■ Task instructions
Leave out the pictures, then reproduce the rest of the material exactly.

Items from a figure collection
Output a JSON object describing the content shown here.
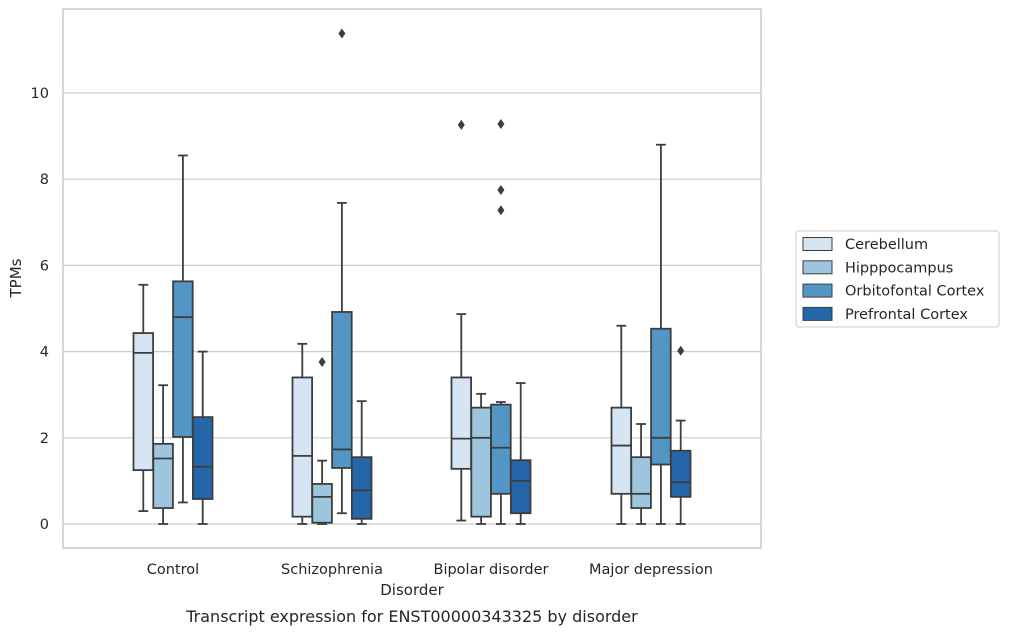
{
  "chart_data": {
    "type": "box",
    "xlabel": "Disorder",
    "ylabel": "TPMs",
    "caption": "Transcript expression for ENST00000343325 by disorder",
    "categories": [
      "Control",
      "Schizophrenia",
      "Bipolar disorder",
      "Major depression"
    ],
    "yticks": [
      0,
      2,
      4,
      6,
      8,
      10
    ],
    "ylim": [
      -0.55,
      12.0
    ],
    "grid": "horizontal",
    "legend_position": "right",
    "series": [
      {
        "name": "Cerebellum",
        "color": "#d6e5f4",
        "boxes": [
          {
            "whisker_low": 0.3,
            "q1": 1.25,
            "median": 3.97,
            "q3": 4.43,
            "whisker_high": 5.55,
            "outliers": []
          },
          {
            "whisker_low": 0.0,
            "q1": 0.17,
            "median": 1.58,
            "q3": 3.4,
            "whisker_high": 4.18,
            "outliers": []
          },
          {
            "whisker_low": 0.08,
            "q1": 1.28,
            "median": 1.98,
            "q3": 3.4,
            "whisker_high": 4.87,
            "outliers": [
              9.26
            ]
          },
          {
            "whisker_low": 0.0,
            "q1": 0.7,
            "median": 1.82,
            "q3": 2.7,
            "whisker_high": 4.6,
            "outliers": []
          }
        ]
      },
      {
        "name": "Hipppocampus",
        "color": "#9dc5dd",
        "boxes": [
          {
            "whisker_low": 0.0,
            "q1": 0.37,
            "median": 1.52,
            "q3": 1.86,
            "whisker_high": 3.22,
            "outliers": []
          },
          {
            "whisker_low": 0.0,
            "q1": 0.03,
            "median": 0.63,
            "q3": 0.93,
            "whisker_high": 1.47,
            "outliers": [
              3.76
            ]
          },
          {
            "whisker_low": 0.0,
            "q1": 0.17,
            "median": 2.0,
            "q3": 2.7,
            "whisker_high": 3.02,
            "outliers": []
          },
          {
            "whisker_low": 0.0,
            "q1": 0.37,
            "median": 0.7,
            "q3": 1.55,
            "whisker_high": 2.32,
            "outliers": []
          }
        ]
      },
      {
        "name": "Orbitofontal Cortex",
        "color": "#5396c5",
        "boxes": [
          {
            "whisker_low": 0.5,
            "q1": 2.02,
            "median": 4.8,
            "q3": 5.63,
            "whisker_high": 8.55,
            "outliers": []
          },
          {
            "whisker_low": 0.25,
            "q1": 1.3,
            "median": 1.73,
            "q3": 4.92,
            "whisker_high": 7.45,
            "outliers": [
              11.38
            ]
          },
          {
            "whisker_low": 0.0,
            "q1": 0.7,
            "median": 1.77,
            "q3": 2.77,
            "whisker_high": 2.83,
            "outliers": [
              7.28,
              7.75,
              9.28
            ]
          },
          {
            "whisker_low": 0.0,
            "q1": 1.38,
            "median": 2.0,
            "q3": 4.53,
            "whisker_high": 8.8,
            "outliers": []
          }
        ]
      },
      {
        "name": "Prefrontal Cortex",
        "color": "#2466a8",
        "boxes": [
          {
            "whisker_low": 0.0,
            "q1": 0.58,
            "median": 1.33,
            "q3": 2.48,
            "whisker_high": 4.0,
            "outliers": []
          },
          {
            "whisker_low": 0.0,
            "q1": 0.12,
            "median": 0.78,
            "q3": 1.55,
            "whisker_high": 2.85,
            "outliers": []
          },
          {
            "whisker_low": 0.0,
            "q1": 0.25,
            "median": 1.0,
            "q3": 1.48,
            "whisker_high": 3.27,
            "outliers": []
          },
          {
            "whisker_low": 0.0,
            "q1": 0.63,
            "median": 0.97,
            "q3": 1.7,
            "whisker_high": 2.4,
            "outliers": [
              4.02
            ]
          }
        ]
      }
    ]
  }
}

■ Response to the exercise
Output a JSON object describing the content shown here.
{
  "chart_data": {
    "type": "box",
    "xlabel": "Disorder",
    "ylabel": "TPMs",
    "caption": "Transcript expression for ENST00000343325 by disorder",
    "categories": [
      "Control",
      "Schizophrenia",
      "Bipolar disorder",
      "Major depression"
    ],
    "yticks": [
      0,
      2,
      4,
      6,
      8,
      10
    ],
    "ylim": [
      -0.55,
      12.0
    ],
    "grid": "horizontal",
    "legend_position": "right",
    "series": [
      {
        "name": "Cerebellum",
        "color": "#d6e5f4",
        "boxes": [
          {
            "whisker_low": 0.3,
            "q1": 1.25,
            "median": 3.97,
            "q3": 4.43,
            "whisker_high": 5.55,
            "outliers": []
          },
          {
            "whisker_low": 0.0,
            "q1": 0.17,
            "median": 1.58,
            "q3": 3.4,
            "whisker_high": 4.18,
            "outliers": []
          },
          {
            "whisker_low": 0.08,
            "q1": 1.28,
            "median": 1.98,
            "q3": 3.4,
            "whisker_high": 4.87,
            "outliers": [
              9.26
            ]
          },
          {
            "whisker_low": 0.0,
            "q1": 0.7,
            "median": 1.82,
            "q3": 2.7,
            "whisker_high": 4.6,
            "outliers": []
          }
        ]
      },
      {
        "name": "Hipppocampus",
        "color": "#9dc5dd",
        "boxes": [
          {
            "whisker_low": 0.0,
            "q1": 0.37,
            "median": 1.52,
            "q3": 1.86,
            "whisker_high": 3.22,
            "outliers": []
          },
          {
            "whisker_low": 0.0,
            "q1": 0.03,
            "median": 0.63,
            "q3": 0.93,
            "whisker_high": 1.47,
            "outliers": [
              3.76
            ]
          },
          {
            "whisker_low": 0.0,
            "q1": 0.17,
            "median": 2.0,
            "q3": 2.7,
            "whisker_high": 3.02,
            "outliers": []
          },
          {
            "whisker_low": 0.0,
            "q1": 0.37,
            "median": 0.7,
            "q3": 1.55,
            "whisker_high": 2.32,
            "outliers": []
          }
        ]
      },
      {
        "name": "Orbitofontal Cortex",
        "color": "#5396c5",
        "boxes": [
          {
            "whisker_low": 0.5,
            "q1": 2.02,
            "median": 4.8,
            "q3": 5.63,
            "whisker_high": 8.55,
            "outliers": []
          },
          {
            "whisker_low": 0.25,
            "q1": 1.3,
            "median": 1.73,
            "q3": 4.92,
            "whisker_high": 7.45,
            "outliers": [
              11.38
            ]
          },
          {
            "whisker_low": 0.0,
            "q1": 0.7,
            "median": 1.77,
            "q3": 2.77,
            "whisker_high": 2.83,
            "outliers": [
              7.28,
              7.75,
              9.28
            ]
          },
          {
            "whisker_low": 0.0,
            "q1": 1.38,
            "median": 2.0,
            "q3": 4.53,
            "whisker_high": 8.8,
            "outliers": []
          }
        ]
      },
      {
        "name": "Prefrontal Cortex",
        "color": "#2466a8",
        "boxes": [
          {
            "whisker_low": 0.0,
            "q1": 0.58,
            "median": 1.33,
            "q3": 2.48,
            "whisker_high": 4.0,
            "outliers": []
          },
          {
            "whisker_low": 0.0,
            "q1": 0.12,
            "median": 0.78,
            "q3": 1.55,
            "whisker_high": 2.85,
            "outliers": []
          },
          {
            "whisker_low": 0.0,
            "q1": 0.25,
            "median": 1.0,
            "q3": 1.48,
            "whisker_high": 3.27,
            "outliers": []
          },
          {
            "whisker_low": 0.0,
            "q1": 0.63,
            "median": 0.97,
            "q3": 1.7,
            "whisker_high": 2.4,
            "outliers": [
              4.02
            ]
          }
        ]
      }
    ]
  }
}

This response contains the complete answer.